- **What is asked**: Your task is to output the data exactly as it stands.

## Begin Supplied data

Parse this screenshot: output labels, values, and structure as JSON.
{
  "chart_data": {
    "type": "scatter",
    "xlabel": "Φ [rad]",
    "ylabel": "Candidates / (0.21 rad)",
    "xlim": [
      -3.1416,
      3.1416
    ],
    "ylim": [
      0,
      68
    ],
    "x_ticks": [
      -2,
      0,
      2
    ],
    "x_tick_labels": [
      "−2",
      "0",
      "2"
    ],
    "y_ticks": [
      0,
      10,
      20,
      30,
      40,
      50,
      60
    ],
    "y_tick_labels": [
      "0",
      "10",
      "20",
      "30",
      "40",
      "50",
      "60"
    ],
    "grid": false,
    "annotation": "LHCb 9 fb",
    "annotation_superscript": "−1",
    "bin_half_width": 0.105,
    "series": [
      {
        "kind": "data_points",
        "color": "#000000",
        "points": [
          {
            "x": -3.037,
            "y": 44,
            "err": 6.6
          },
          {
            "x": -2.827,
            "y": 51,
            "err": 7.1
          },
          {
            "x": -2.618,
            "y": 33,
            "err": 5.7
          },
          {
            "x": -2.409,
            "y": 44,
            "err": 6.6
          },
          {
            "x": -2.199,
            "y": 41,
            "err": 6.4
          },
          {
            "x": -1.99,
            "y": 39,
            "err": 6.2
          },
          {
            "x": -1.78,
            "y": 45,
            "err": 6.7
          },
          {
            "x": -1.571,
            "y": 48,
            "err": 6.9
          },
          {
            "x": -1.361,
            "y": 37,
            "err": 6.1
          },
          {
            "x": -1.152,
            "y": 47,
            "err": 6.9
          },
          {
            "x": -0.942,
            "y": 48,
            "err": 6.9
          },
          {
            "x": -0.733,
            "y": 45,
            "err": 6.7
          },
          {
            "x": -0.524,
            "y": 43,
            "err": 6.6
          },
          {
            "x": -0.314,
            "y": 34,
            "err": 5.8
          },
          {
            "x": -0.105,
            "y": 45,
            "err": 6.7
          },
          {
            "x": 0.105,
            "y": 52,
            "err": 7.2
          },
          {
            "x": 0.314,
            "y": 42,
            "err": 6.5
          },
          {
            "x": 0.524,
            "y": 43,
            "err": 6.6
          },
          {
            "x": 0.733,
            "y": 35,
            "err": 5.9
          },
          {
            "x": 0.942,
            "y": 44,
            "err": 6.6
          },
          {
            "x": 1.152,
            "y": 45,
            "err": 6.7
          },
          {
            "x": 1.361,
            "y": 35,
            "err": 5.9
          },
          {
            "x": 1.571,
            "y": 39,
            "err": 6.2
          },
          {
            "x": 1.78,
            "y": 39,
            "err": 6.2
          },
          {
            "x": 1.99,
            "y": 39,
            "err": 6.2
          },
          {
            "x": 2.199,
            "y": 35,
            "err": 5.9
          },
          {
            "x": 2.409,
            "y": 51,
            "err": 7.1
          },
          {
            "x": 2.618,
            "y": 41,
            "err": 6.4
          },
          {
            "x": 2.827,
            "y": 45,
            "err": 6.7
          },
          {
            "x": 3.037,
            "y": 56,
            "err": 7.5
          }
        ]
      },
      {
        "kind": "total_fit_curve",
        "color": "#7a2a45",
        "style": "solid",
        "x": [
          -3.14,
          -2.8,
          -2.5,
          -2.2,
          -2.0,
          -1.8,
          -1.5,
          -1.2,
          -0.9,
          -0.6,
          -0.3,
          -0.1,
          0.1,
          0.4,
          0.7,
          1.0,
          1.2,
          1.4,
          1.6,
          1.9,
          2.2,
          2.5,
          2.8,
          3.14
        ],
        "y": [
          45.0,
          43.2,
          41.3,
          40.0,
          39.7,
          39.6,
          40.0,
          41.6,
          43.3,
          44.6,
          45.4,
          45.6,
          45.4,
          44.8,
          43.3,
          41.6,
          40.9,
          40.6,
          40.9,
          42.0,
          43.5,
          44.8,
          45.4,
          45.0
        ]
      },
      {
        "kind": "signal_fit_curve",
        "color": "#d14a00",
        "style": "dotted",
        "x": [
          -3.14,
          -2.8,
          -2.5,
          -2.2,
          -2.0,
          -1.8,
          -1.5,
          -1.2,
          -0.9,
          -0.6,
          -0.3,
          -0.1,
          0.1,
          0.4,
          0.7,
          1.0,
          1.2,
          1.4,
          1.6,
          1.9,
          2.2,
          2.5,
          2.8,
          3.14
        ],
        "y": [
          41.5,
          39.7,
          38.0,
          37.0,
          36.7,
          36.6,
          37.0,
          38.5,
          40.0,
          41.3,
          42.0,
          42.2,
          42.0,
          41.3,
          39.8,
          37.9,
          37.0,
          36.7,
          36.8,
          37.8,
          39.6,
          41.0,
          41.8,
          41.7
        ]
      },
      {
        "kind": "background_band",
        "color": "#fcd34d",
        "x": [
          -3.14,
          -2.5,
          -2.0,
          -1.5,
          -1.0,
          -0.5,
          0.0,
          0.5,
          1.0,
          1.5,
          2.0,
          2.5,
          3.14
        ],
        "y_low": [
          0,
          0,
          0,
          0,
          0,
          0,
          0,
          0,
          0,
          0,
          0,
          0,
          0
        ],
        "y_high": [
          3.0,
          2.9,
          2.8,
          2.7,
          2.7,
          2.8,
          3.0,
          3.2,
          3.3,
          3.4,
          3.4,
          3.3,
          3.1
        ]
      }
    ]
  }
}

## End Supplied data

- **Correct output**:
Parse this screenshot: output labels, values, and structure as JSON.
{
  "chart_data": {
    "type": "scatter",
    "xlabel": "Φ [rad]",
    "ylabel": "Candidates / (0.21 rad)",
    "xlim": [
      -3.1416,
      3.1416
    ],
    "ylim": [
      0,
      68
    ],
    "x_ticks": [
      -2,
      0,
      2
    ],
    "x_tick_labels": [
      "−2",
      "0",
      "2"
    ],
    "y_ticks": [
      0,
      10,
      20,
      30,
      40,
      50,
      60
    ],
    "y_tick_labels": [
      "0",
      "10",
      "20",
      "30",
      "40",
      "50",
      "60"
    ],
    "grid": false,
    "annotation": "LHCb 9 fb",
    "annotation_superscript": "−1",
    "bin_half_width": 0.105,
    "series": [
      {
        "kind": "data_points",
        "color": "#000000",
        "points": [
          {
            "x": -3.037,
            "y": 44,
            "err": 6.6
          },
          {
            "x": -2.827,
            "y": 51,
            "err": 7.1
          },
          {
            "x": -2.618,
            "y": 33,
            "err": 5.7
          },
          {
            "x": -2.409,
            "y": 44,
            "err": 6.6
          },
          {
            "x": -2.199,
            "y": 41,
            "err": 6.4
          },
          {
            "x": -1.99,
            "y": 39,
            "err": 6.2
          },
          {
            "x": -1.78,
            "y": 45,
            "err": 6.7
          },
          {
            "x": -1.571,
            "y": 48,
            "err": 6.9
          },
          {
            "x": -1.361,
            "y": 37,
            "err": 6.1
          },
          {
            "x": -1.152,
            "y": 47,
            "err": 6.9
          },
          {
            "x": -0.942,
            "y": 48,
            "err": 6.9
          },
          {
            "x": -0.733,
            "y": 45,
            "err": 6.7
          },
          {
            "x": -0.524,
            "y": 43,
            "err": 6.6
          },
          {
            "x": -0.314,
            "y": 34,
            "err": 5.8
          },
          {
            "x": -0.105,
            "y": 45,
            "err": 6.7
          },
          {
            "x": 0.105,
            "y": 52,
            "err": 7.2
          },
          {
            "x": 0.314,
            "y": 42,
            "err": 6.5
          },
          {
            "x": 0.524,
            "y": 43,
            "err": 6.6
          },
          {
            "x": 0.733,
            "y": 35,
            "err": 5.9
          },
          {
            "x": 0.942,
            "y": 44,
            "err": 6.6
          },
          {
            "x": 1.152,
            "y": 45,
            "err": 6.7
          },
          {
            "x": 1.361,
            "y": 35,
            "err": 5.9
          },
          {
            "x": 1.571,
            "y": 39,
            "err": 6.2
          },
          {
            "x": 1.78,
            "y": 39,
            "err": 6.2
          },
          {
            "x": 1.99,
            "y": 39,
            "err": 6.2
          },
          {
            "x": 2.199,
            "y": 35,
            "err": 5.9
          },
          {
            "x": 2.409,
            "y": 51,
            "err": 7.1
          },
          {
            "x": 2.618,
            "y": 41,
            "err": 6.4
          },
          {
            "x": 2.827,
            "y": 45,
            "err": 6.7
          },
          {
            "x": 3.037,
            "y": 56,
            "err": 7.5
          }
        ]
      },
      {
        "kind": "total_fit_curve",
        "color": "#7a2a45",
        "style": "solid",
        "x": [
          -3.14,
          -2.8,
          -2.5,
          -2.2,
          -2.0,
          -1.8,
          -1.5,
          -1.2,
          -0.9,
          -0.6,
          -0.3,
          -0.1,
          0.1,
          0.4,
          0.7,
          1.0,
          1.2,
          1.4,
          1.6,
          1.9,
          2.2,
          2.5,
          2.8,
          3.14
        ],
        "y": [
          45.0,
          43.2,
          41.3,
          40.0,
          39.7,
          39.6,
          40.0,
          41.6,
          43.3,
          44.6,
          45.4,
          45.6,
          45.4,
          44.8,
          43.3,
          41.6,
          40.9,
          40.6,
          40.9,
          42.0,
          43.5,
          44.8,
          45.4,
          45.0
        ]
      },
      {
        "kind": "signal_fit_curve",
        "color": "#d14a00",
        "style": "dotted",
        "x": [
          -3.14,
          -2.8,
          -2.5,
          -2.2,
          -2.0,
          -1.8,
          -1.5,
          -1.2,
          -0.9,
          -0.6,
          -0.3,
          -0.1,
          0.1,
          0.4,
          0.7,
          1.0,
          1.2,
          1.4,
          1.6,
          1.9,
          2.2,
          2.5,
          2.8,
          3.14
        ],
        "y": [
          41.5,
          39.7,
          38.0,
          37.0,
          36.7,
          36.6,
          37.0,
          38.5,
          40.0,
          41.3,
          42.0,
          42.2,
          42.0,
          41.3,
          39.8,
          37.9,
          37.0,
          36.7,
          36.8,
          37.8,
          39.6,
          41.0,
          41.8,
          41.7
        ]
      },
      {
        "kind": "background_band",
        "color": "#fcd34d",
        "x": [
          -3.14,
          -2.5,
          -2.0,
          -1.5,
          -1.0,
          -0.5,
          0.0,
          0.5,
          1.0,
          1.5,
          2.0,
          2.5,
          3.14
        ],
        "y_low": [
          0,
          0,
          0,
          0,
          0,
          0,
          0,
          0,
          0,
          0,
          0,
          0,
          0
        ],
        "y_high": [
          3.0,
          2.9,
          2.8,
          2.7,
          2.7,
          2.8,
          3.0,
          3.2,
          3.3,
          3.4,
          3.4,
          3.3,
          3.1
        ]
      }
    ]
  }
}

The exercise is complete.